**Set exercise**
Below is a listing. Gather each line of it that contains "panel".

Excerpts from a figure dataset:

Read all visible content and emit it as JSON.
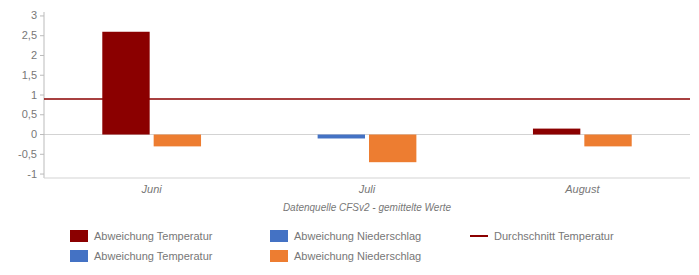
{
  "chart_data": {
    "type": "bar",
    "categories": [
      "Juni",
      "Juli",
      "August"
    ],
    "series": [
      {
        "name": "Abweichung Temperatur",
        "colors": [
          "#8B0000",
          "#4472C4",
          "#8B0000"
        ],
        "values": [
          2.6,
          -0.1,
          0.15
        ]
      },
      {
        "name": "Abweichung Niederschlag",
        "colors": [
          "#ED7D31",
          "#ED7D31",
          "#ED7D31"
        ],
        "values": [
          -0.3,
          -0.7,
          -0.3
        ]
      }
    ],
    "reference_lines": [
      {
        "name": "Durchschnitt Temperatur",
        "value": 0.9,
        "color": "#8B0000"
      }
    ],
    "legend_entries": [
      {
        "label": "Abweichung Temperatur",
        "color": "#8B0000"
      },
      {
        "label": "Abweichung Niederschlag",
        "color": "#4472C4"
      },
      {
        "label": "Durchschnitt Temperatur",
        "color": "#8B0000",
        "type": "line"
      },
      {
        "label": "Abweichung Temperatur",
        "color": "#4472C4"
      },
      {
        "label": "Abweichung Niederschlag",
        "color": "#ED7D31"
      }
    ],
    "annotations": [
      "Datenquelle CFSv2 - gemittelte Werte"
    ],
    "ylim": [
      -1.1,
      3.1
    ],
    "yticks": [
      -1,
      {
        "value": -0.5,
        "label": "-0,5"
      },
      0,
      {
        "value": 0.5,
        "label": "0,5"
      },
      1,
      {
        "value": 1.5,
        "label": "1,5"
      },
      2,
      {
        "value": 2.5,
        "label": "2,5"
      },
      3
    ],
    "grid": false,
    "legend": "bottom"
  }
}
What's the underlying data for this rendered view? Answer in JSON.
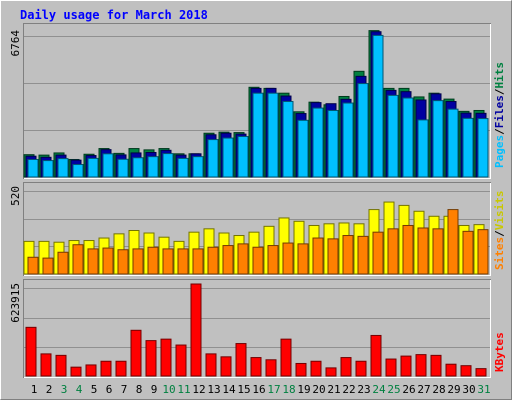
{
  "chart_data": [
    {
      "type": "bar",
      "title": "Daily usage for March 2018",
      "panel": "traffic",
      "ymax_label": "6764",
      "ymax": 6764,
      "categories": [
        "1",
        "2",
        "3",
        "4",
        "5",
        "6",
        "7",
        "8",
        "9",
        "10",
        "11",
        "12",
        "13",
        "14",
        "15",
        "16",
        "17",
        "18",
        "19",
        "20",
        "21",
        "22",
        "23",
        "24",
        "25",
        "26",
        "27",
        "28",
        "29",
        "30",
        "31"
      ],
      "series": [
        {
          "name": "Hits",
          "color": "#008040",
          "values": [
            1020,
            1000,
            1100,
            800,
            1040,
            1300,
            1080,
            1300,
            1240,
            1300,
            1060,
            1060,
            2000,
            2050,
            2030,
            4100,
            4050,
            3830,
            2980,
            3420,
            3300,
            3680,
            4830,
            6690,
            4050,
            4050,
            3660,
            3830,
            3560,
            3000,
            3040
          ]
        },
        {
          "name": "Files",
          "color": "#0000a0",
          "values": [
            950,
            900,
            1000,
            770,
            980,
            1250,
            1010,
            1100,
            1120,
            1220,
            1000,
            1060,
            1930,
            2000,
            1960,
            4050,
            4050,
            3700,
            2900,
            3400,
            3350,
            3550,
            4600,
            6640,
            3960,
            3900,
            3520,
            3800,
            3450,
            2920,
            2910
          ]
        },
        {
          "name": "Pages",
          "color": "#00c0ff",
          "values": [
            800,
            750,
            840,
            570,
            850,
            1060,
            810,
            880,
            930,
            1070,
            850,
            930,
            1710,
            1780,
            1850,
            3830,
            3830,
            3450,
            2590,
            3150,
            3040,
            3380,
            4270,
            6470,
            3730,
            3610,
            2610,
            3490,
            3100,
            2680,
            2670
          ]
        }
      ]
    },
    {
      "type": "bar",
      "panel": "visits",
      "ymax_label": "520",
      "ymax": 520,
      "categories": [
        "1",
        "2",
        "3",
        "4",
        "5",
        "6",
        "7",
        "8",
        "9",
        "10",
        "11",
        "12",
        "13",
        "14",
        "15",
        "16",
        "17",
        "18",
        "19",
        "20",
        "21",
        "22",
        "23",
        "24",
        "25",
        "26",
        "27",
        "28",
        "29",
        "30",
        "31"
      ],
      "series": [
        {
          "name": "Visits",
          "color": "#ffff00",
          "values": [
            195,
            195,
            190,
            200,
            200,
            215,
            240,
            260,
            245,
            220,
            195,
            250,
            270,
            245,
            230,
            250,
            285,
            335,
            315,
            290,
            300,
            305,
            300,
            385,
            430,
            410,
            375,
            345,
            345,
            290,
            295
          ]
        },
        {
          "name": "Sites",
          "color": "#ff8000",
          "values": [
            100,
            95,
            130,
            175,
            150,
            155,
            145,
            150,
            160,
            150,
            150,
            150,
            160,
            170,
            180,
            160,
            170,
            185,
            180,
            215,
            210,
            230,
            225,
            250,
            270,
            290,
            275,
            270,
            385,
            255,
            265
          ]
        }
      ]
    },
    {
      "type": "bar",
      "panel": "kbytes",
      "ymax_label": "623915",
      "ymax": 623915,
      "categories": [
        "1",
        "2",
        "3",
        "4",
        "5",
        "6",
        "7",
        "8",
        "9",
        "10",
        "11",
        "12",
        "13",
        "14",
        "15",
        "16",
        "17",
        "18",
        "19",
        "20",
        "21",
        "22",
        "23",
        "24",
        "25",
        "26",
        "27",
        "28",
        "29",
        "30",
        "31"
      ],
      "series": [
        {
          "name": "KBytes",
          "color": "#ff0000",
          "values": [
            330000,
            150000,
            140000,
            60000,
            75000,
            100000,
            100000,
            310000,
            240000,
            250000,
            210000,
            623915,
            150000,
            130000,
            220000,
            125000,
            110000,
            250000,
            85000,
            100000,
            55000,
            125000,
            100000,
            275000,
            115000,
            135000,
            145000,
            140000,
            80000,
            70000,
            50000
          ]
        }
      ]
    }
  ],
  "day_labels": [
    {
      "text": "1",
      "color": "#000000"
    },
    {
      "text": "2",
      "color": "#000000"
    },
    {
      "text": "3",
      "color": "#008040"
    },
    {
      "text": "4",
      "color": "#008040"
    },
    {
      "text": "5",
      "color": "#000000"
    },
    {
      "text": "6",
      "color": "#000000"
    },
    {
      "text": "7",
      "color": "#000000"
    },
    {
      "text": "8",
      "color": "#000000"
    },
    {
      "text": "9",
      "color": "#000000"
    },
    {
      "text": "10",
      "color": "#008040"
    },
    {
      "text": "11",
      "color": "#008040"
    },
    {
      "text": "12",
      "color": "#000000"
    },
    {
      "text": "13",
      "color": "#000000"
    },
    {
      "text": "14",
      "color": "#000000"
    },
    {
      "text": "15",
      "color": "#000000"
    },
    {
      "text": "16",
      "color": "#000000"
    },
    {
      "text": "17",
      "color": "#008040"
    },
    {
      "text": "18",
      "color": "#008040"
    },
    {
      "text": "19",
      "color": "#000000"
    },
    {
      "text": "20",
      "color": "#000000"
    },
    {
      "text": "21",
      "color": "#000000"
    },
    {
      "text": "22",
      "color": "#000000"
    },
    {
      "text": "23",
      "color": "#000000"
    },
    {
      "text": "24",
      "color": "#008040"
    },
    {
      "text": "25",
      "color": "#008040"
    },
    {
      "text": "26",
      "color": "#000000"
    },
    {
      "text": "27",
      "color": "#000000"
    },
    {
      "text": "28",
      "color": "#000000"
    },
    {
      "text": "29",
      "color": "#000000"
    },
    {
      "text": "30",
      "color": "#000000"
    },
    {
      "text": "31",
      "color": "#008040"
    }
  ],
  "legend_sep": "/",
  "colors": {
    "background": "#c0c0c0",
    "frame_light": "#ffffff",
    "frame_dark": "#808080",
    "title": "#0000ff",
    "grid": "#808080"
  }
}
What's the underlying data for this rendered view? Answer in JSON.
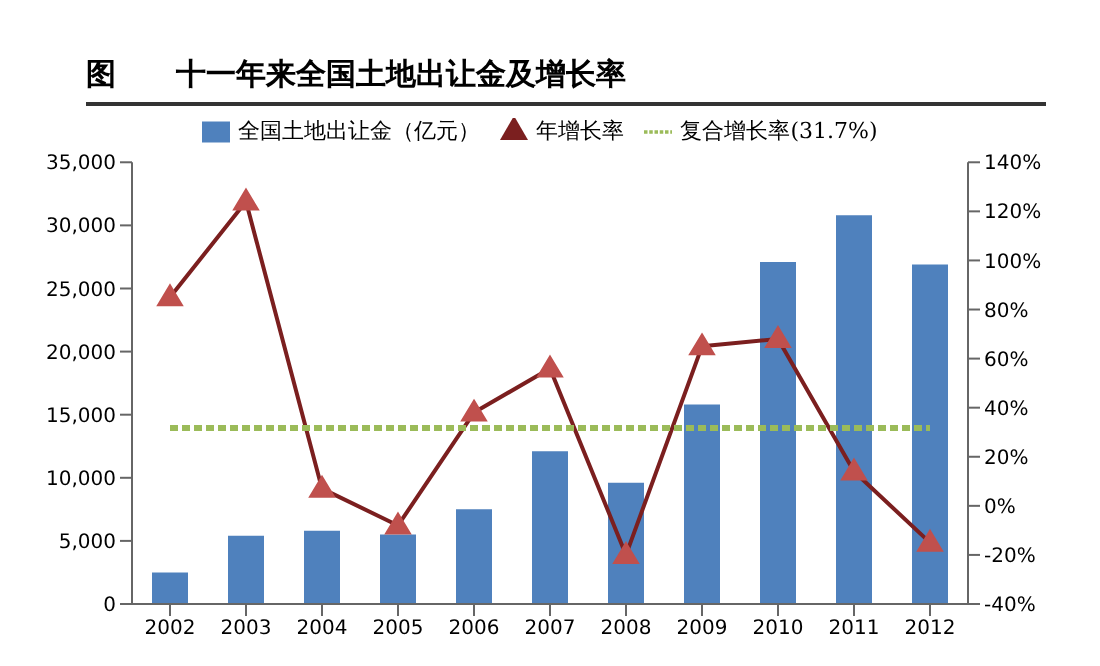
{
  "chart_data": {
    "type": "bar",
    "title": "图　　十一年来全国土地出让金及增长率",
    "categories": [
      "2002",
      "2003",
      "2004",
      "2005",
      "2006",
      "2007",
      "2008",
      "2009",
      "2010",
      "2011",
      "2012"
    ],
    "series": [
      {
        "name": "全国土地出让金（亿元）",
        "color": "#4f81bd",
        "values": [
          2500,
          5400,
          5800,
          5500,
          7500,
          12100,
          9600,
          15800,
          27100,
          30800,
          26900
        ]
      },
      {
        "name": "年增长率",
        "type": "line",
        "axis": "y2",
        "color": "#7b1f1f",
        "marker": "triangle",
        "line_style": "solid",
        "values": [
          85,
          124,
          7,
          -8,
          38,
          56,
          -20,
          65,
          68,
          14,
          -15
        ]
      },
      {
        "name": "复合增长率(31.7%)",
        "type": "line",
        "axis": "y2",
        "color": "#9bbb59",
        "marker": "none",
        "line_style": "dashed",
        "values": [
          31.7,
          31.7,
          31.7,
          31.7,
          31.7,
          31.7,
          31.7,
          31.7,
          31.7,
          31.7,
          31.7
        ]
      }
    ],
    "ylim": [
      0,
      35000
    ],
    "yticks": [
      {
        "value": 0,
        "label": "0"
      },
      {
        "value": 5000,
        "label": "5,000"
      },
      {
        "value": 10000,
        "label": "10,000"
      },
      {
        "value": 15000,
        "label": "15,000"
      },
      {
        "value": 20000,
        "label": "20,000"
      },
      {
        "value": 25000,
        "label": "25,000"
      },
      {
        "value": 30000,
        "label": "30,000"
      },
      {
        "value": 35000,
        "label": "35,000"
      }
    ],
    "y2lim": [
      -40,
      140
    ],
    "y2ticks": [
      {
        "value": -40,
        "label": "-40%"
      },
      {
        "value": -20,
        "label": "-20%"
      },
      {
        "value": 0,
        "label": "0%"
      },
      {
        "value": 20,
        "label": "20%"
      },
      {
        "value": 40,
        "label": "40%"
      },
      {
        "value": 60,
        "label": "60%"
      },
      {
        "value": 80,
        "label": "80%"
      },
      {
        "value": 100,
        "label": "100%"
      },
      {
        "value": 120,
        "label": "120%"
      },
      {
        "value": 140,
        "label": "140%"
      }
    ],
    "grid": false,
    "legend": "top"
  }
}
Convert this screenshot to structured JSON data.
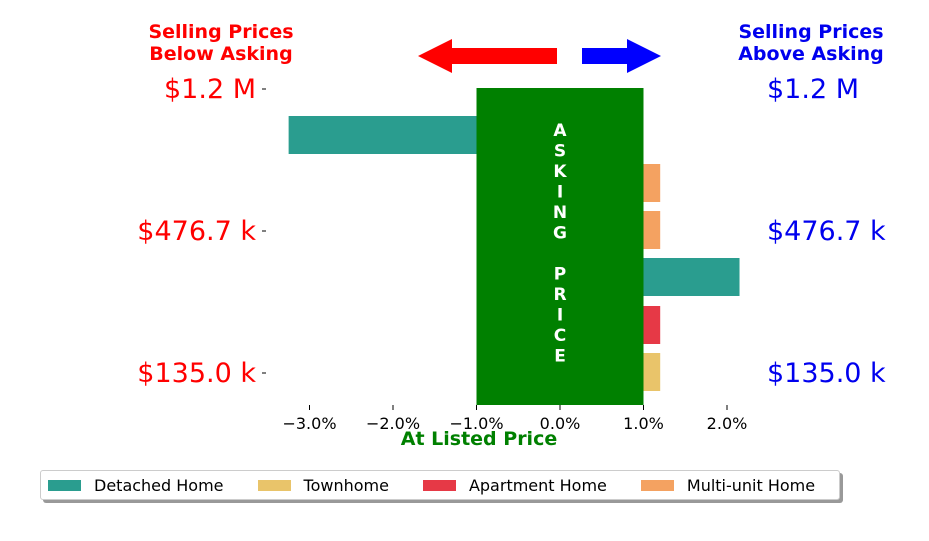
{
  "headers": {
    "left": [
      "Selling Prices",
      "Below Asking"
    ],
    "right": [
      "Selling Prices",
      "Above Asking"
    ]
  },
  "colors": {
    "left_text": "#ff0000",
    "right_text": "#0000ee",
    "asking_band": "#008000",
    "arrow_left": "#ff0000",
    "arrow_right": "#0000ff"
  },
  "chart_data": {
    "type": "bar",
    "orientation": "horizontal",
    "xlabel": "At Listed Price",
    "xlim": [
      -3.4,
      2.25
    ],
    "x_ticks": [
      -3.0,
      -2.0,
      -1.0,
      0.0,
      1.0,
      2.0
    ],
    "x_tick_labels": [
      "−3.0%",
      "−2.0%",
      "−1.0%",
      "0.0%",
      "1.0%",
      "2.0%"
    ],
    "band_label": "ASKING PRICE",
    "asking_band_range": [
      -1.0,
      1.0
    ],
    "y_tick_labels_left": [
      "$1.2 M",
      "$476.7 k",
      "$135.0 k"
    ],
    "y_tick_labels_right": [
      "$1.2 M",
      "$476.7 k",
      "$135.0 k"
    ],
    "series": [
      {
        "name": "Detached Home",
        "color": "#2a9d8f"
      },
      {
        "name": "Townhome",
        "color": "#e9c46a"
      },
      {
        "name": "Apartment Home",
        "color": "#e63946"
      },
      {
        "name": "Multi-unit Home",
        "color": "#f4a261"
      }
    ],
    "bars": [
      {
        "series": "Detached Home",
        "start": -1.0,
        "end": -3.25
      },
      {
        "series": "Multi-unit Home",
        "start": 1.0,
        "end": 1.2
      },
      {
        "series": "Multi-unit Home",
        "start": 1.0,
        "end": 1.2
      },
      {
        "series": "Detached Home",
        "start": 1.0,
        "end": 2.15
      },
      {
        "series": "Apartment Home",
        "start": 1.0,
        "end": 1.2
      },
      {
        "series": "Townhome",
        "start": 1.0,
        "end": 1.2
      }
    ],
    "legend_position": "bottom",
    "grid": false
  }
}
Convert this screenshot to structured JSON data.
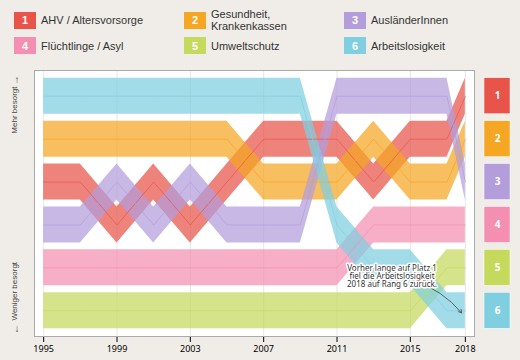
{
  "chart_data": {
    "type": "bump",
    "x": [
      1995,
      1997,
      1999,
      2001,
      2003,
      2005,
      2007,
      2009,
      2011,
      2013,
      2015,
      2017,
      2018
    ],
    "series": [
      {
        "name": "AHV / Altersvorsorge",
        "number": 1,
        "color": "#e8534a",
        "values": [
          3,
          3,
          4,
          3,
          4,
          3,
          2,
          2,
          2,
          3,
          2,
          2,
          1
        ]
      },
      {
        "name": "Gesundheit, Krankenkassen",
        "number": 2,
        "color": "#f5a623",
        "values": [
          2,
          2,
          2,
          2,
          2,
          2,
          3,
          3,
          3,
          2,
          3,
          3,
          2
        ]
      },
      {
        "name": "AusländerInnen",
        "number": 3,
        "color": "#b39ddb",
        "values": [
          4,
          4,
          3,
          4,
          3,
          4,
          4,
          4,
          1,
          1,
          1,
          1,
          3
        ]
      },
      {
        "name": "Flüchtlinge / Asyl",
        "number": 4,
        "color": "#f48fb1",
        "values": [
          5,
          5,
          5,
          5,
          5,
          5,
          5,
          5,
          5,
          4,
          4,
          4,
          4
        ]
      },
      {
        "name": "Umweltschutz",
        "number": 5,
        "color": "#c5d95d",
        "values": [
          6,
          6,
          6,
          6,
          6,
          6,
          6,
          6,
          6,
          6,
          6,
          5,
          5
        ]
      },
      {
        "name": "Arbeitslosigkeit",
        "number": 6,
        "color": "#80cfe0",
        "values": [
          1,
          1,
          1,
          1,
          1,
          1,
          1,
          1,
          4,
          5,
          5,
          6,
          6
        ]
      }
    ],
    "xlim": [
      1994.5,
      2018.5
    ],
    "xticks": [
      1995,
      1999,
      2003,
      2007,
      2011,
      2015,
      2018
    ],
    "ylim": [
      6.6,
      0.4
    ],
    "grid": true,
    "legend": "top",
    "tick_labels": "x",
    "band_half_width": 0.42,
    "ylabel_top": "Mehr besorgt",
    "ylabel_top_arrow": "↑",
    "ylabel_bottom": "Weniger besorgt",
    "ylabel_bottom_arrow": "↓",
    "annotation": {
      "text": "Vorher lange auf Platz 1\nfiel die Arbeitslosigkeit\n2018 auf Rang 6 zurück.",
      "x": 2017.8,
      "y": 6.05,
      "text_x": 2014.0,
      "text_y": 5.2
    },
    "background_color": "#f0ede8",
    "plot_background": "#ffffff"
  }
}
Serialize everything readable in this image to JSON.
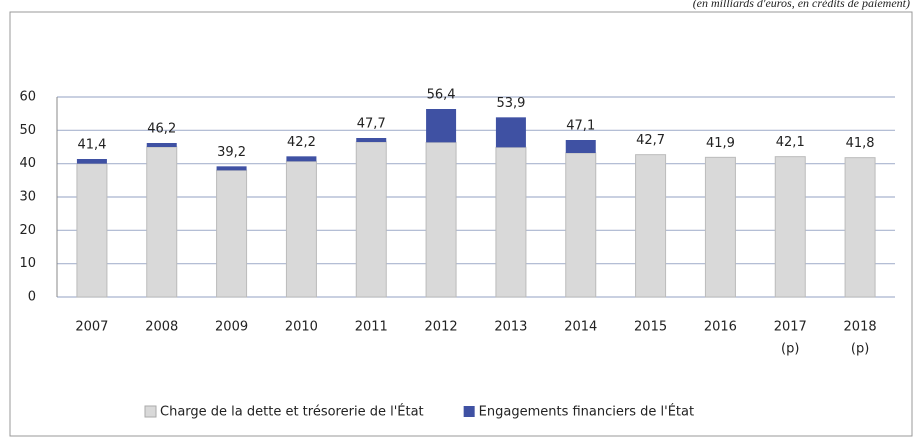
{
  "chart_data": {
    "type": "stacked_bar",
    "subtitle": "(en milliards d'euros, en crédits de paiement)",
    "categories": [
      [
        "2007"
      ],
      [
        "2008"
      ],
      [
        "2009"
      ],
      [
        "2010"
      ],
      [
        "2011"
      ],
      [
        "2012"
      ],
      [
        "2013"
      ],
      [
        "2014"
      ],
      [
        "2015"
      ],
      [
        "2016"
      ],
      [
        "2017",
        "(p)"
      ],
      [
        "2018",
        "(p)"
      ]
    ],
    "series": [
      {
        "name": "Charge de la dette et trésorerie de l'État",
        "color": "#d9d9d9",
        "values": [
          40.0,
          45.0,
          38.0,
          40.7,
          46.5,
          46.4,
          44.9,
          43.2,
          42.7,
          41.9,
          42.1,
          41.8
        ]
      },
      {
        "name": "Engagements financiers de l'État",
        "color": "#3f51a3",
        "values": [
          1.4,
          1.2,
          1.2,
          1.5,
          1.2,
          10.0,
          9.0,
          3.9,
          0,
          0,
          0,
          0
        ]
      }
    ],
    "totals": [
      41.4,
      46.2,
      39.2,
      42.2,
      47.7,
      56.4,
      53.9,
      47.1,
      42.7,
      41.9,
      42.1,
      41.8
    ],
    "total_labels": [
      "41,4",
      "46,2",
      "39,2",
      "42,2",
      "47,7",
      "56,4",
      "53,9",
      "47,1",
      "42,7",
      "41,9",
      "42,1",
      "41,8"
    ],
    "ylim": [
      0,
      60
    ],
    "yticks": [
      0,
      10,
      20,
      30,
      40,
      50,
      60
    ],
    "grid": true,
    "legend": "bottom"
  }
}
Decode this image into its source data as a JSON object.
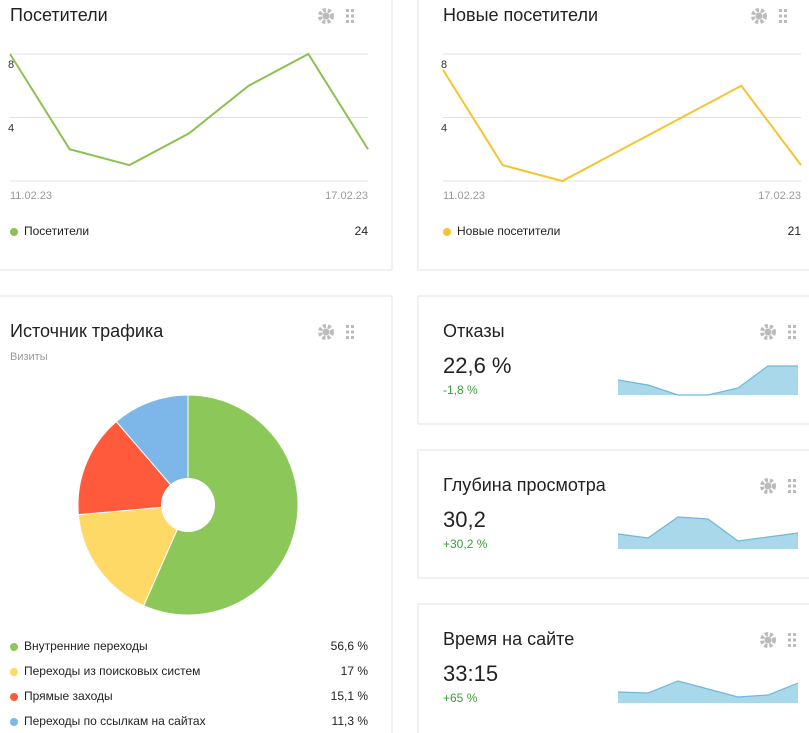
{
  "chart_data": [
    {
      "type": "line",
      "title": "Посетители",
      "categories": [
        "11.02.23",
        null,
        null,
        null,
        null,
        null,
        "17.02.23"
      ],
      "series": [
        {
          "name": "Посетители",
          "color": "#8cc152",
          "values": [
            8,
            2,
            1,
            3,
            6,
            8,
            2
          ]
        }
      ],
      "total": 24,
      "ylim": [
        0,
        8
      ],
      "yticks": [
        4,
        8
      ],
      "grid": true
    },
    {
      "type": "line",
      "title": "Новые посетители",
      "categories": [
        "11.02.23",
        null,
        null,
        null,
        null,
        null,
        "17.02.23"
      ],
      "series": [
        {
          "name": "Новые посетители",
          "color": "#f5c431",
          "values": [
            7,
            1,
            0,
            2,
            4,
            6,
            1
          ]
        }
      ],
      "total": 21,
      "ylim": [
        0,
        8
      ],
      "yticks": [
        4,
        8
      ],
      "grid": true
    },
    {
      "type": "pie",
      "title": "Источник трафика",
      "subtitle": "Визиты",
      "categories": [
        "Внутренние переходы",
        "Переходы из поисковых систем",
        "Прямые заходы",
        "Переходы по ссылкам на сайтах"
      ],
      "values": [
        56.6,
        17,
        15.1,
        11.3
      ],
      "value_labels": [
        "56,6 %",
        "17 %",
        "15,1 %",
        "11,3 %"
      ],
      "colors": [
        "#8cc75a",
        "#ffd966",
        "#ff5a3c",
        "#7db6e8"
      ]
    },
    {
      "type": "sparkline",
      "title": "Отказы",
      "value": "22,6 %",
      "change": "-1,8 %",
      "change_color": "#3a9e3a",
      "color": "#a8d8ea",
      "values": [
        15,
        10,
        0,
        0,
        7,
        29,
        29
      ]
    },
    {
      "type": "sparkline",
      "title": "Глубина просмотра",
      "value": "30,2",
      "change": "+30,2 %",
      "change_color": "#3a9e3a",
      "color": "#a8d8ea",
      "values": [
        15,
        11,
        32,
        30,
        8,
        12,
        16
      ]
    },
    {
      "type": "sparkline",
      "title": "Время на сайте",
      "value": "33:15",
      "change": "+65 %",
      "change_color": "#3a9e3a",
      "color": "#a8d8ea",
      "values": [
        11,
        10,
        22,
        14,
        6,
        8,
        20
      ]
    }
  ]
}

**Answer to the exercise**
      "panel": "traffic",
      "panel": "visits",
      "panel": "kbytes",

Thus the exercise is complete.